▸ Exercise goal
Output all records precisely as written.

▸ Record excerpts
-=-=-=-=-
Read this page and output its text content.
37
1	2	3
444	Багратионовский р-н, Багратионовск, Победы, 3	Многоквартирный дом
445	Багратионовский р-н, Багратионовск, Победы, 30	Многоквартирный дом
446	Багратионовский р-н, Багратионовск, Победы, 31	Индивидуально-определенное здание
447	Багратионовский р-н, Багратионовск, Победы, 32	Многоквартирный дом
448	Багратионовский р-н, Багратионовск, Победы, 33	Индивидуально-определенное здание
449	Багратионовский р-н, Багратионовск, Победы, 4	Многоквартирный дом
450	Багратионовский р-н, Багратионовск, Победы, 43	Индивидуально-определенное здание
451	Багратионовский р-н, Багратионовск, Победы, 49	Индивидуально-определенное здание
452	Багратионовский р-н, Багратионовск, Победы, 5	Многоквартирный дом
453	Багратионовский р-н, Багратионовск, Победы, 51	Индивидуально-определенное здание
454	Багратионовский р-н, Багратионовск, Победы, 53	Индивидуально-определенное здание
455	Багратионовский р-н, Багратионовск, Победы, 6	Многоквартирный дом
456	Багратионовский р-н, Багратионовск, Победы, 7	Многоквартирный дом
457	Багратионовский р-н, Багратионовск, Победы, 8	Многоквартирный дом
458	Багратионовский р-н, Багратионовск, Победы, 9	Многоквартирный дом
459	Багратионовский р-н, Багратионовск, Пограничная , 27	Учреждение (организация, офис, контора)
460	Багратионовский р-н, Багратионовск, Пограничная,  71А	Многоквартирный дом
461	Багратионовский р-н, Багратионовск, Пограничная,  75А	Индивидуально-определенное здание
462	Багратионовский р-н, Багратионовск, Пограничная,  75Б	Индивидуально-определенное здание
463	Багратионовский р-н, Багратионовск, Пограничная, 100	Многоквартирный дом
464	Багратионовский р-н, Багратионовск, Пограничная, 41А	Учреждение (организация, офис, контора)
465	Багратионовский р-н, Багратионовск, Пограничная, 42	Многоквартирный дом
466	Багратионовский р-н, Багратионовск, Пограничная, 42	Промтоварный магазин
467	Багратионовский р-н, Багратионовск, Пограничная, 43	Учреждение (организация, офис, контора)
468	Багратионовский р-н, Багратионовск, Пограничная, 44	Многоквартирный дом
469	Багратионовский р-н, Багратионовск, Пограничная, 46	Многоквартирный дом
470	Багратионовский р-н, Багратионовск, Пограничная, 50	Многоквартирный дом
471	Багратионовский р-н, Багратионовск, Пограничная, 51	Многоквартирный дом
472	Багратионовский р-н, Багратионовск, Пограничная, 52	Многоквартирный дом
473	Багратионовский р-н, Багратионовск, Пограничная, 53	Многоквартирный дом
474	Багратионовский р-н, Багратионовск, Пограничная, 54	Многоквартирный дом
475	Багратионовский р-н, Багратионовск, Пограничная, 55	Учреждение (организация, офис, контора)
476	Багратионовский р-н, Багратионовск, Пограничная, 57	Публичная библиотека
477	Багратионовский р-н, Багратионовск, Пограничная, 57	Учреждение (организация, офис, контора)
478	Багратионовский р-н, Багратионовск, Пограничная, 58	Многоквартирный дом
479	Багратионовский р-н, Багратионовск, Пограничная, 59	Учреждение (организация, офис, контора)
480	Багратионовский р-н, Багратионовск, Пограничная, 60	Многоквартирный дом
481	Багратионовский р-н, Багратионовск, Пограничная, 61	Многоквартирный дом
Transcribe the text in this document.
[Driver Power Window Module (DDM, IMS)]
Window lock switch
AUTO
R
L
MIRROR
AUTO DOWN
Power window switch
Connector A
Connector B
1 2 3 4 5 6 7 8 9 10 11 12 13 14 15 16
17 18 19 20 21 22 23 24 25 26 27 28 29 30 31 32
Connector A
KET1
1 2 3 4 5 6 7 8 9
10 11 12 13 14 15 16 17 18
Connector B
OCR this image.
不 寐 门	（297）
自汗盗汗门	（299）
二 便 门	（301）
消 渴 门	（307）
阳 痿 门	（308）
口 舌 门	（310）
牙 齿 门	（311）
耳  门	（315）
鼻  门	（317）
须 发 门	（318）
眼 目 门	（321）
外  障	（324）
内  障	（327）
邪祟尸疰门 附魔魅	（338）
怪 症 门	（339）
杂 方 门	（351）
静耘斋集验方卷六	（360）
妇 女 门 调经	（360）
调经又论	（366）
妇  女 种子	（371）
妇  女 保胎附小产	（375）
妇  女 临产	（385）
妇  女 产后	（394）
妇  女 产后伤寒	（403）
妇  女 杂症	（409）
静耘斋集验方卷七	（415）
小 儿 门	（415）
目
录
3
-=-=-=-=-
▸ Task output
Read this page and output its text content.
37
1	2	3
444	Багратионовский р-н, Багратионовск, Победы, 3	Многоквартирный дом
445	Багратионовский р-н, Багратионовск, Победы, 30	Многоквартирный дом
446	Багратионовский р-н, Багратионовск, Победы, 31	Индивидуально-определенное здание
447	Багратионовский р-н, Багратионовск, Победы, 32	Многоквартирный дом
448	Багратионовский р-н, Багратионовск, Победы, 33	Индивидуально-определенное здание
449	Багратионовский р-н, Багратионовск, Победы, 4	Многоквартирный дом
450	Багратионовский р-н, Багратионовск, Победы, 43	Индивидуально-определенное здание
451	Багратионовский р-н, Багратионовск, Победы, 49	Индивидуально-определенное здание
452	Багратионовский р-н, Багратионовск, Победы, 5	Многоквартирный дом
453	Багратионовский р-н, Багратионовск, Победы, 51	Индивидуально-определенное здание
454	Багратионовский р-н, Багратионовск, Победы, 53	Индивидуально-определенное здание
455	Багратионовский р-н, Багратионовск, Победы, 6	Многоквартирный дом
456	Багратионовский р-н, Багратионовск, Победы, 7	Многоквартирный дом
457	Багратионовский р-н, Багратионовск, Победы, 8	Многоквартирный дом
458	Багратионовский р-н, Багратионовск, Победы, 9	Многоквартирный дом
459	Багратионовский р-н, Багратионовск, Пограничная , 27	Учреждение (организация, офис, контора)
460	Багратионовский р-н, Багратионовск, Пограничная,  71А	Многоквартирный дом
461	Багратионовский р-н, Багратионовск, Пограничная,  75А	Индивидуально-определенное здание
462	Багратионовский р-н, Багратионовск, Пограничная,  75Б	Индивидуально-определенное здание
463	Багратионовский р-н, Багратионовск, Пограничная, 100	Многоквартирный дом
464	Багратионовский р-н, Багратионовск, Пограничная, 41А	Учреждение (организация, офис, контора)
465	Багратионовский р-н, Багратионовск, Пограничная, 42	Многоквартирный дом
466	Багратионовский р-н, Багратионовск, Пограничная, 42	Промтоварный магазин
467	Багратионовский р-н, Багратионовск, Пограничная, 43	Учреждение (организация, офис, контора)
468	Багратионовский р-н, Багратионовск, Пограничная, 44	Многоквартирный дом
469	Багратионовский р-н, Багратионовск, Пограничная, 46	Многоквартирный дом
470	Багратионовский р-н, Багратионовск, Пограничная, 50	Многоквартирный дом
471	Багратионовский р-н, Багратионовск, Пограничная, 51	Многоквартирный дом
472	Багратионовский р-н, Багратионовск, Пограничная, 52	Многоквартирный дом
473	Багратионовский р-н, Багратионовск, Пограничная, 53	Многоквартирный дом
474	Багратионовский р-н, Багратионовск, Пограничная, 54	Многоквартирный дом
475	Багратионовский р-н, Багратионовск, Пограничная, 55	Учреждение (организация, офис, контора)
476	Багратионовский р-н, Багратионовск, Пограничная, 57	Публичная библиотека
477	Багратионовский р-н, Багратионовск, Пограничная, 57	Учреждение (организация, офис, контора)
478	Багратионовский р-н, Багратионовск, Пограничная, 58	Многоквартирный дом
479	Багратионовский р-н, Багратионовск, Пограничная, 59	Учреждение (организация, офис, контора)
480	Багратионовский р-н, Багратионовск, Пограничная, 60	Многоквартирный дом
481	Багратионовский р-н, Багратионовск, Пограничная, 61	Многоквартирный дом
Transcribe the text in this document.
[Driver Power Window Module (DDM, IMS)]
Window lock switch
AUTO
R
L
MIRROR
AUTO DOWN
Power window switch
Connector A
Connector B
1 2 3 4 5 6 7 8 9 10 11 12 13 14 15 16
17 18 19 20 21 22 23 24 25 26 27 28 29 30 31 32
Connector A
KET1
1 2 3 4 5 6 7 8 9
10 11 12 13 14 15 16 17 18
Connector B
OCR this image.
不 寐 门	（297）
自汗盗汗门	（299）
二 便 门	（301）
消 渴 门	（307）
阳 痿 门	（308）
口 舌 门	（310）
牙 齿 门	（311）
耳  门	（315）
鼻  门	（317）
须 发 门	（318）
眼 目 门	（321）
外  障	（324）
内  障	（327）
邪祟尸疰门 附魔魅	（338）
怪 症 门	（339）
杂 方 门	（351）
静耘斋集验方卷六	（360）
妇 女 门 调经	（360）
调经又论	（366）
妇  女 种子	（371）
妇  女 保胎附小产	（375）
妇  女 临产	（385）
妇  女 产后	（394）
妇  女 产后伤寒	（403）
妇  女 杂症	（409）
静耘斋集验方卷七	（415）
小 儿 门	（415）
目
录
3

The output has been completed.